> WHAT YOU NEED TO DO
Quote every line below exactly and skip any picture.

> TASK MATERIAL

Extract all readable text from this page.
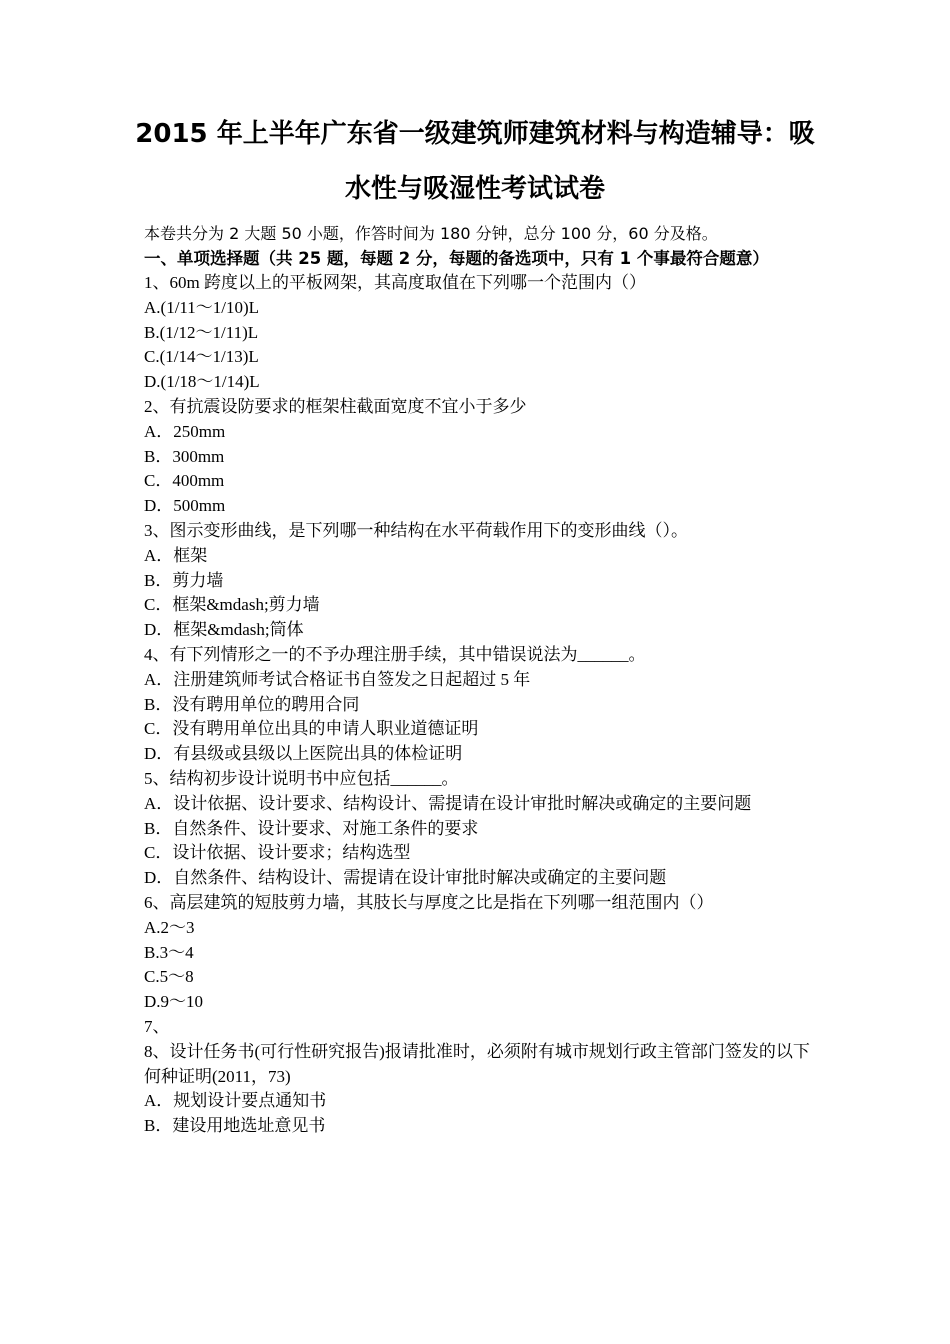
2015 年上半年广东省一级建筑师建筑材料与构造辅导：吸
水性与吸湿性考试试卷
本卷共分为 2 大题 50 小题，作答时间为 180 分钟，总分 100 分，60 分及格。
一、单项选择题（共 25 题，每题 2 分，每题的备选项中，只有 1 个事最符合题意）
1、60m 跨度以上的平板网架，其高度取值在下列哪一个范围内（）
A.(1/11～1/10)L
B.(1/12～1/11)L
C.(1/14～1/13)L
D.(1/18～1/14)L
2、有抗震设防要求的框架柱截面宽度不宜小于多少
A．250mm
B．300mm
C．400mm
D．500mm
3、图示变形曲线，是下列哪一种结构在水平荷载作用下的变形曲线（）。
A．框架
B．剪力墙
C．框架&mdash;剪力墙
D．框架&mdash;筒体
4、有下列情形之一的不予办理注册手续，其中错误说法为______。
A．注册建筑师考试合格证书自签发之日起超过 5 年
B．没有聘用单位的聘用合同
C．没有聘用单位出具的申请人职业道德证明
D．有县级或县级以上医院出具的体检证明
5、结构初步设计说明书中应包括______。
A．设计依据、设计要求、结构设计、需提请在设计审批时解决或确定的主要问题
B．自然条件、设计要求、对施工条件的要求
C．设计依据、设计要求；结构选型
D．自然条件、结构设计、需提请在设计审批时解决或确定的主要问题
6、高层建筑的短肢剪力墙，其肢长与厚度之比是指在下列哪一组范围内（）
A.2～3
B.3～4
C.5～8
D.9～10
7、
8、设计任务书(可行性研究报告)报请批准时，必须附有城市规划行政主管部门签发的以下何种证明(2011，73)
A．规划设计要点通知书
B．建设用地选址意见书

> THE OUTPUT
Extract all readable text from this page.
2015 年上半年广东省一级建筑师建筑材料与构造辅导：吸
水性与吸湿性考试试卷
本卷共分为 2 大题 50 小题，作答时间为 180 分钟，总分 100 分，60 分及格。
一、单项选择题（共 25 题，每题 2 分，每题的备选项中，只有 1 个事最符合题意）
1、60m 跨度以上的平板网架，其高度取值在下列哪一个范围内（）
A.(1/11～1/10)L
B.(1/12～1/11)L
C.(1/14～1/13)L
D.(1/18～1/14)L
2、有抗震设防要求的框架柱截面宽度不宜小于多少
A．250mm
B．300mm
C．400mm
D．500mm
3、图示变形曲线，是下列哪一种结构在水平荷载作用下的变形曲线（）。
A．框架
B．剪力墙
C．框架&mdash;剪力墙
D．框架&mdash;筒体
4、有下列情形之一的不予办理注册手续，其中错误说法为______。
A．注册建筑师考试合格证书自签发之日起超过 5 年
B．没有聘用单位的聘用合同
C．没有聘用单位出具的申请人职业道德证明
D．有县级或县级以上医院出具的体检证明
5、结构初步设计说明书中应包括______。
A．设计依据、设计要求、结构设计、需提请在设计审批时解决或确定的主要问题
B．自然条件、设计要求、对施工条件的要求
C．设计依据、设计要求；结构选型
D．自然条件、结构设计、需提请在设计审批时解决或确定的主要问题
6、高层建筑的短肢剪力墙，其肢长与厚度之比是指在下列哪一组范围内（）
A.2～3
B.3～4
C.5～8
D.9～10
7、
8、设计任务书(可行性研究报告)报请批准时，必须附有城市规划行政主管部门签发的以下何种证明(2011，73)
A．规划设计要点通知书
B．建设用地选址意见书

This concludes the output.